- The request:
Work out how many lines include "void" and answer with that number only.
--- Start of Extracted data ---
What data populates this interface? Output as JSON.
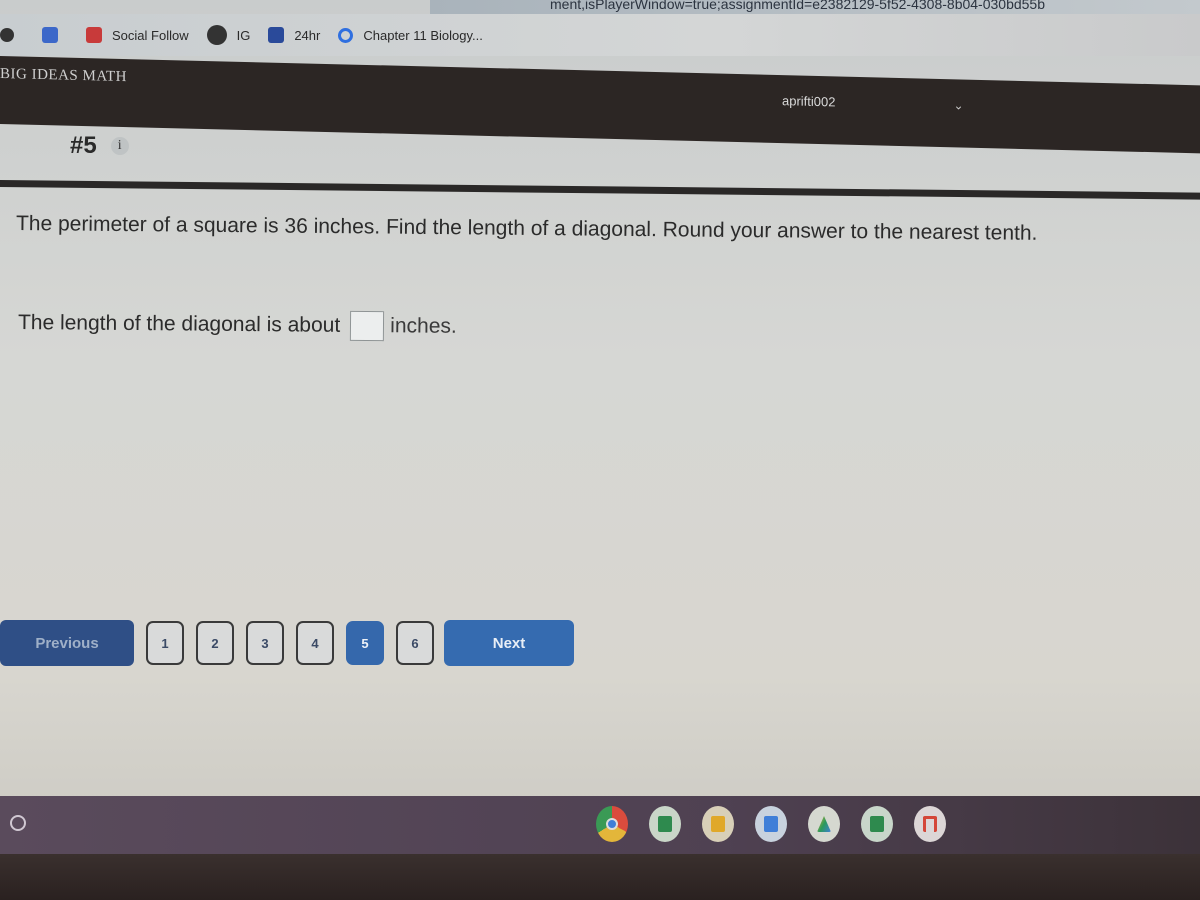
{
  "browser": {
    "url_fragment": "ment,isPlayerWindow=true;assignmentId=e2382129-5f52-4308-8b04-030bd55b",
    "bookmarks": [
      {
        "label": "",
        "icon": "globe-icon"
      },
      {
        "label": "",
        "icon": "docs-icon"
      },
      {
        "label": "Social Follow",
        "icon": "social-icon"
      },
      {
        "label": "IG",
        "icon": "ig-icon"
      },
      {
        "label": "24hr",
        "icon": "bookmark-24hr-icon"
      },
      {
        "label": "Chapter 11 Biology...",
        "icon": "quizlet-icon"
      }
    ]
  },
  "header": {
    "brand": "BIG IDEAS MATH",
    "username": "aprifti002",
    "menu_icon": "chevron-down-icon"
  },
  "question": {
    "number": "#5",
    "info_icon_glyph": "i",
    "prompt": "The perimeter of a square is 36 inches. Find the length of a diagonal. Round your answer to the nearest tenth.",
    "answer_prefix": "The length of the diagonal is about",
    "answer_value": "",
    "answer_suffix": "inches."
  },
  "navigation": {
    "previous_label": "Previous",
    "next_label": "Next",
    "pages": [
      "1",
      "2",
      "3",
      "4",
      "5",
      "6"
    ],
    "current_page": "5"
  },
  "shelf": {
    "apps": [
      {
        "name": "Chrome",
        "icon": "chrome-icon",
        "color": "#d94c3d"
      },
      {
        "name": "Classroom",
        "icon": "classroom-icon",
        "color": "#2e8a4e"
      },
      {
        "name": "Slides",
        "icon": "slides-icon",
        "color": "#e0a82a"
      },
      {
        "name": "Docs",
        "icon": "docs-icon",
        "color": "#3f7ed8"
      },
      {
        "name": "Drive",
        "icon": "drive-icon",
        "color": "#2a9a5a"
      },
      {
        "name": "Sheets",
        "icon": "sheets-icon",
        "color": "#2e8a4e"
      },
      {
        "name": "Gmail",
        "icon": "gmail-icon",
        "color": "#d44638"
      }
    ]
  }
}
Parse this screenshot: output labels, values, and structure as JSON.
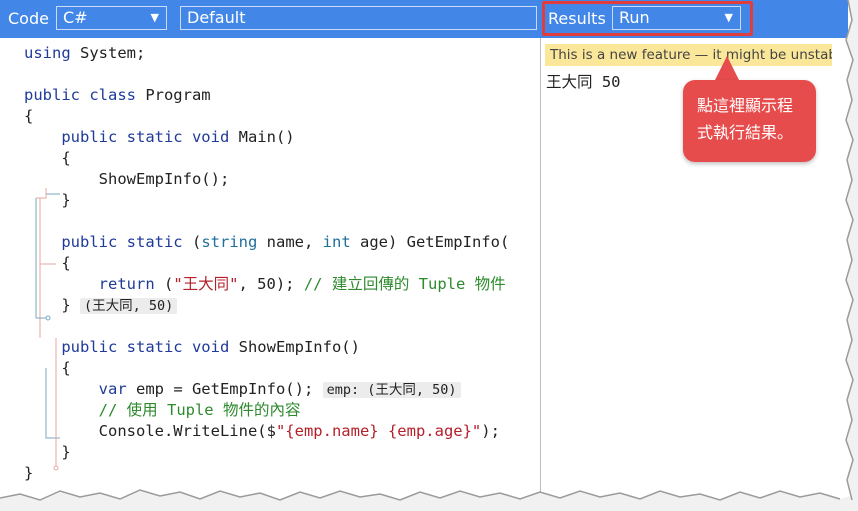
{
  "toolbar": {
    "code_label": "Code",
    "language_value": "C#",
    "mode_value": "Default",
    "results_label": "Results",
    "run_value": "Run"
  },
  "code_lines": [
    "using System;",
    "",
    "public class Program",
    "{",
    "    public static void Main()",
    "    {",
    "        ShowEmpInfo();",
    "    }",
    "",
    "    public static (string name, int age) GetEmpInfo(",
    "    {",
    "        return (\"王大同\", 50); // 建立回傳的 Tuple 物件",
    "    } ",
    "",
    "    public static void ShowEmpInfo()",
    "    {",
    "        var emp = GetEmpInfo(); ",
    "        // 使用 Tuple 物件的內容",
    "        Console.WriteLine($\"{emp.name} {emp.age}\");",
    "    }",
    "}"
  ],
  "inline_hints": {
    "getempinfo_return": "(王大同, 50)",
    "emp_value": "emp: (王大同, 50)"
  },
  "results": {
    "banner_text": "This is a new feature — it might be unstable",
    "output_text": "王大同 50"
  },
  "callout": {
    "line1": "點這裡顯示程",
    "line2": "式執行結果。"
  },
  "colors": {
    "toolbar_bg": "#4287e8",
    "callout_bg": "#e74c4c",
    "highlight_border": "#e23d3d",
    "banner_bg": "#fbe79a"
  }
}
--- End of Extracted data ---
- Output for this task:
2